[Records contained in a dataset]
[BEGIN]
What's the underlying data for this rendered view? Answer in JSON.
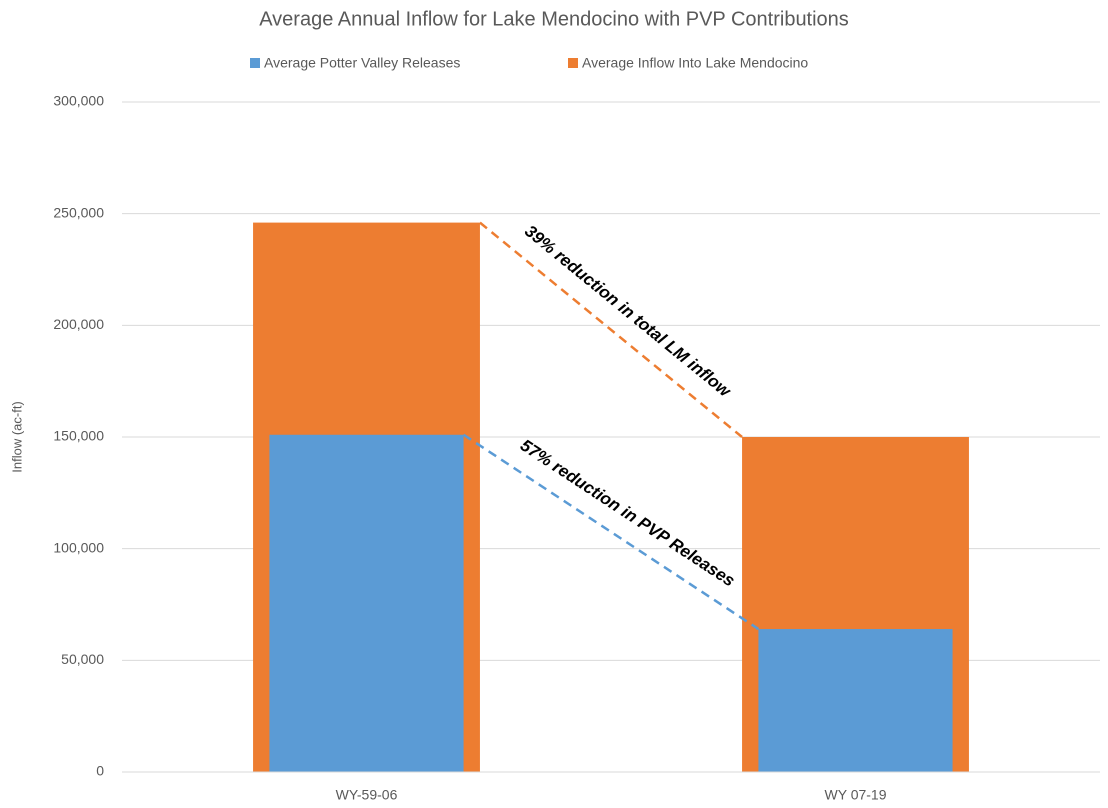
{
  "chart_data": {
    "type": "bar",
    "title": "Average Annual Inflow for Lake Mendocino with PVP Contributions",
    "y_label": "Inflow (ac-ft)",
    "categories": [
      "WY-59-06",
      "WY 07-19"
    ],
    "series": [
      {
        "name": "Average Potter Valley Releases",
        "color": "#5b9bd5",
        "values": [
          151000,
          64000
        ]
      },
      {
        "name": "Average Inflow Into Lake Mendocino",
        "color": "#ed7d31",
        "values": [
          246000,
          150000
        ]
      }
    ],
    "ylim": [
      0,
      300000
    ],
    "yticks": [
      0,
      {
        "value": 50000,
        "label": "50,000"
      },
      {
        "value": 100000,
        "label": "100,000"
      },
      {
        "value": 150000,
        "label": "150,000"
      },
      {
        "value": 200000,
        "label": "200,000"
      },
      {
        "value": 250000,
        "label": "250,000"
      },
      {
        "value": 300000,
        "label": "300,000"
      }
    ],
    "grid": true,
    "legend": "top",
    "annotations": [
      "39% reduction in total LM inflow",
      "57% reduction in PVP Releases"
    ]
  }
}
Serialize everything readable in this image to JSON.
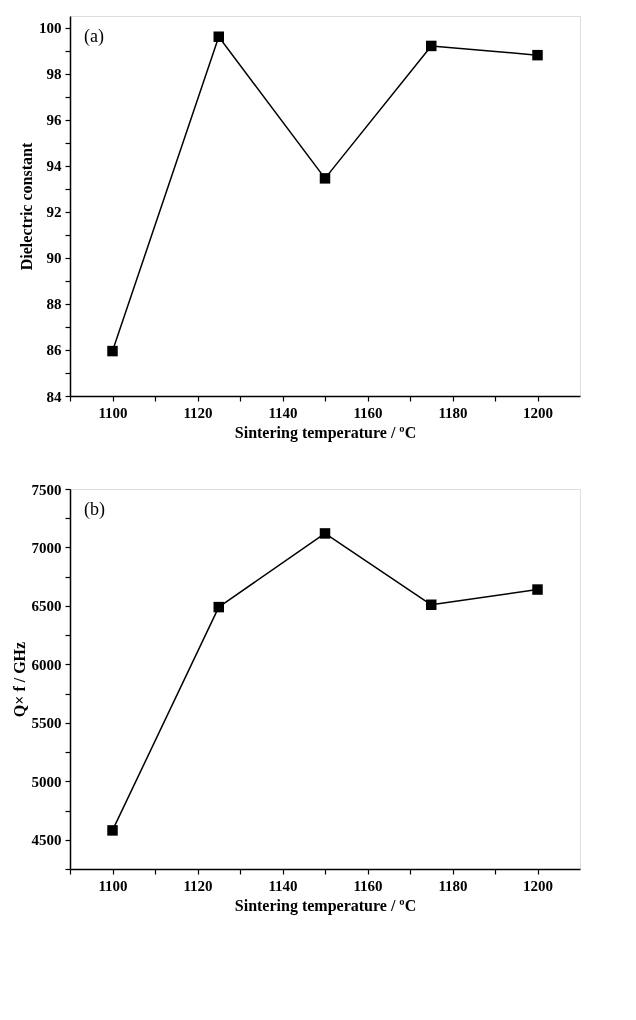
{
  "chart_data": [
    {
      "type": "line",
      "xlabel": "Sintering temperature / ºC",
      "ylabel": "Dielectric constant",
      "annotations": [
        "(a)"
      ],
      "marker": "square",
      "line_style": "solid",
      "x": [
        1100,
        1125,
        1150,
        1175,
        1200
      ],
      "series": [
        {
          "color": "#000000",
          "values": [
            85.95,
            99.6,
            93.45,
            99.2,
            98.8
          ]
        }
      ],
      "xlim": [
        1090,
        1210
      ],
      "xticks": [
        {
          "value": 1090,
          "label": null
        },
        1100,
        {
          "value": 1110,
          "label": null
        },
        1120,
        {
          "value": 1130,
          "label": null
        },
        1140,
        {
          "value": 1150,
          "label": null
        },
        1160,
        {
          "value": 1170,
          "label": null
        },
        1180,
        {
          "value": 1190,
          "label": null
        },
        1200
      ],
      "ylim": [
        84,
        100.5
      ],
      "yticks": [
        84,
        {
          "value": 85,
          "label": null
        },
        86,
        {
          "value": 87,
          "label": null
        },
        88,
        {
          "value": 89,
          "label": null
        },
        90,
        {
          "value": 91,
          "label": null
        },
        92,
        {
          "value": 93,
          "label": null
        },
        94,
        {
          "value": 95,
          "label": null
        },
        96,
        {
          "value": 97,
          "label": null
        },
        98,
        {
          "value": 99,
          "label": null
        },
        100
      ]
    },
    {
      "type": "line",
      "xlabel": "Sintering temperature / ºC",
      "ylabel": "Q× f / GHz",
      "annotations": [
        "(b)"
      ],
      "marker": "square",
      "line_style": "solid",
      "x": [
        1100,
        1125,
        1150,
        1175,
        1200
      ],
      "series": [
        {
          "color": "#000000",
          "values": [
            4580,
            6490,
            7120,
            6510,
            6640
          ]
        }
      ],
      "xlim": [
        1090,
        1210
      ],
      "xticks": [
        {
          "value": 1090,
          "label": null
        },
        1100,
        {
          "value": 1110,
          "label": null
        },
        1120,
        {
          "value": 1130,
          "label": null
        },
        1140,
        {
          "value": 1150,
          "label": null
        },
        1160,
        {
          "value": 1170,
          "label": null
        },
        1180,
        {
          "value": 1190,
          "label": null
        },
        1200
      ],
      "ylim": [
        4250,
        7500
      ],
      "yticks": [
        {
          "value": 4250,
          "label": null
        },
        4500,
        {
          "value": 4750,
          "label": null
        },
        5000,
        {
          "value": 5250,
          "label": null
        },
        5500,
        {
          "value": 5750,
          "label": null
        },
        6000,
        {
          "value": 6250,
          "label": null
        },
        6500,
        {
          "value": 6750,
          "label": null
        },
        7000,
        {
          "value": 7250,
          "label": null
        },
        7500
      ]
    }
  ]
}
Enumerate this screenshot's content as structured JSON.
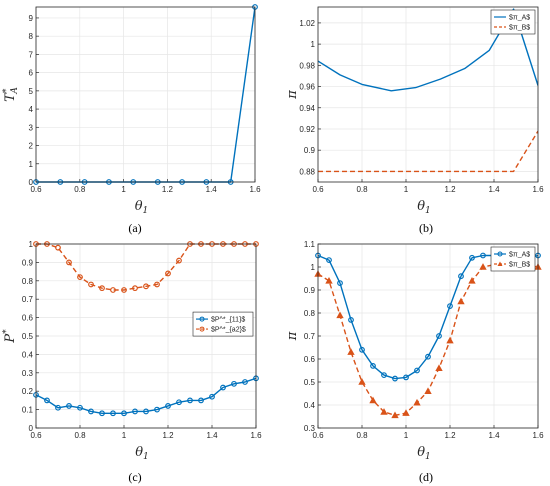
{
  "chart_data": [
    {
      "panel": "a",
      "type": "line",
      "caption": "(a)",
      "xlabel": "θ",
      "xlabel_sub": "1",
      "ylabel": "T",
      "ylabel_sup": "*",
      "ylabel_sub": "A",
      "xlim": [
        0.6,
        1.6
      ],
      "ylim": [
        0,
        9.6
      ],
      "xticks": [
        "0.6",
        "0.8",
        "1",
        "1.2",
        "1.4",
        "1.6"
      ],
      "yticks": [
        "0",
        "1",
        "2",
        "3",
        "4",
        "5",
        "6",
        "7",
        "8",
        "9"
      ],
      "grid": true,
      "legend": null,
      "series": [
        {
          "color": "#0072BD",
          "style": "solid",
          "marker": "circle",
          "x": [
            0.6,
            0.711,
            0.822,
            0.933,
            1.044,
            1.156,
            1.267,
            1.378,
            1.489,
            1.6
          ],
          "y": [
            0,
            0,
            0,
            0,
            0,
            0,
            0,
            0,
            0,
            9.6
          ]
        }
      ]
    },
    {
      "panel": "b",
      "type": "line",
      "caption": "(b)",
      "xlabel": "θ",
      "xlabel_sub": "1",
      "ylabel": "π",
      "xlim": [
        0.6,
        1.6
      ],
      "ylim": [
        0.87,
        1.035
      ],
      "xticks": [
        "0.6",
        "0.8",
        "1",
        "1.2",
        "1.4",
        "1.6"
      ],
      "yticks": [
        "0.88",
        "0.9",
        "0.92",
        "0.94",
        "0.96",
        "0.98",
        "1",
        "1.02"
      ],
      "grid": true,
      "legend": "top-right",
      "series": [
        {
          "name": "$π_A$",
          "color": "#0072BD",
          "style": "solid",
          "x": [
            0.6,
            0.7,
            0.8,
            0.933,
            1.044,
            1.156,
            1.267,
            1.378,
            1.489,
            1.6
          ],
          "y": [
            0.984,
            0.971,
            0.962,
            0.956,
            0.959,
            0.967,
            0.977,
            0.994,
            1.033,
            0.961
          ]
        },
        {
          "name": "$π_B$",
          "color": "#D95319",
          "style": "dashed",
          "x": [
            0.6,
            1.489,
            1.6
          ],
          "y": [
            0.88,
            0.88,
            0.918
          ]
        }
      ]
    },
    {
      "panel": "c",
      "type": "line",
      "caption": "(c)",
      "xlabel": "θ",
      "xlabel_sub": "1",
      "ylabel": "P",
      "ylabel_sup": "*",
      "xlim": [
        0.6,
        1.6
      ],
      "ylim": [
        0,
        1
      ],
      "xticks": [
        "0.6",
        "0.8",
        "1",
        "1.2",
        "1.4",
        "1.6"
      ],
      "yticks": [
        "0",
        "0.1",
        "0.2",
        "0.3",
        "0.4",
        "0.5",
        "0.6",
        "0.7",
        "0.8",
        "0.9",
        "1"
      ],
      "grid": true,
      "legend": "middle-right",
      "series": [
        {
          "name": "$P^*_{11}$",
          "color": "#0072BD",
          "style": "solid",
          "marker": "circle",
          "x": [
            0.6,
            0.65,
            0.7,
            0.75,
            0.8,
            0.85,
            0.9,
            0.95,
            1.0,
            1.05,
            1.1,
            1.15,
            1.2,
            1.25,
            1.3,
            1.35,
            1.4,
            1.45,
            1.5,
            1.55,
            1.6
          ],
          "y": [
            0.18,
            0.15,
            0.11,
            0.12,
            0.11,
            0.09,
            0.08,
            0.08,
            0.08,
            0.09,
            0.09,
            0.1,
            0.12,
            0.14,
            0.15,
            0.15,
            0.17,
            0.22,
            0.24,
            0.25,
            0.27
          ]
        },
        {
          "name": "$P^*_{a2}$",
          "color": "#D95319",
          "style": "dashed",
          "marker": "circle",
          "x": [
            0.6,
            0.65,
            0.7,
            0.75,
            0.8,
            0.85,
            0.9,
            0.95,
            1.0,
            1.05,
            1.1,
            1.15,
            1.2,
            1.25,
            1.3,
            1.35,
            1.4,
            1.45,
            1.5,
            1.55,
            1.6
          ],
          "y": [
            1.0,
            1.0,
            0.98,
            0.9,
            0.82,
            0.78,
            0.76,
            0.75,
            0.75,
            0.76,
            0.77,
            0.78,
            0.84,
            0.91,
            1.0,
            1.0,
            1.0,
            1.0,
            1.0,
            1.0,
            1.0
          ]
        }
      ]
    },
    {
      "panel": "d",
      "type": "line",
      "caption": "(d)",
      "xlabel": "θ",
      "xlabel_sub": "1",
      "ylabel": "π",
      "xlim": [
        0.6,
        1.6
      ],
      "ylim": [
        0.3,
        1.1
      ],
      "xticks": [
        "0.6",
        "0.8",
        "1",
        "1.2",
        "1.4",
        "1.6"
      ],
      "yticks": [
        "0.3",
        "0.4",
        "0.5",
        "0.6",
        "0.7",
        "0.8",
        "0.9",
        "1",
        "1.1"
      ],
      "grid": true,
      "legend": "top-right",
      "series": [
        {
          "name": "$π_A$",
          "color": "#0072BD",
          "style": "solid",
          "marker": "circle",
          "x": [
            0.6,
            0.65,
            0.7,
            0.75,
            0.8,
            0.85,
            0.9,
            0.95,
            1.0,
            1.05,
            1.1,
            1.15,
            1.2,
            1.25,
            1.3,
            1.35,
            1.4,
            1.45,
            1.5,
            1.55,
            1.6
          ],
          "y": [
            1.05,
            1.03,
            0.93,
            0.77,
            0.64,
            0.57,
            0.53,
            0.515,
            0.52,
            0.55,
            0.61,
            0.7,
            0.83,
            0.96,
            1.04,
            1.05,
            1.05,
            1.05,
            1.05,
            1.04,
            1.05
          ]
        },
        {
          "name": "$π_B$",
          "color": "#D95319",
          "style": "dashed",
          "marker": "triangle",
          "x": [
            0.6,
            0.65,
            0.7,
            0.75,
            0.8,
            0.85,
            0.9,
            0.95,
            1.0,
            1.05,
            1.1,
            1.15,
            1.2,
            1.25,
            1.3,
            1.35,
            1.4,
            1.45,
            1.5,
            1.55,
            1.6
          ],
          "y": [
            0.97,
            0.94,
            0.79,
            0.63,
            0.5,
            0.42,
            0.37,
            0.355,
            0.365,
            0.41,
            0.46,
            0.56,
            0.68,
            0.85,
            0.94,
            1.0,
            1.01,
            1.01,
            1.01,
            1.01,
            1.0
          ]
        }
      ]
    }
  ]
}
[END]
# SET PROBLEM:
The lines to collect are those holding the string "this"; copy them all.

# FINISHED TASK:
What's the underlying data for this rendered view? Answer in JSON.
Serialize everything readable in this image to JSON.
Enumerate this screenshot's content as structured JSON.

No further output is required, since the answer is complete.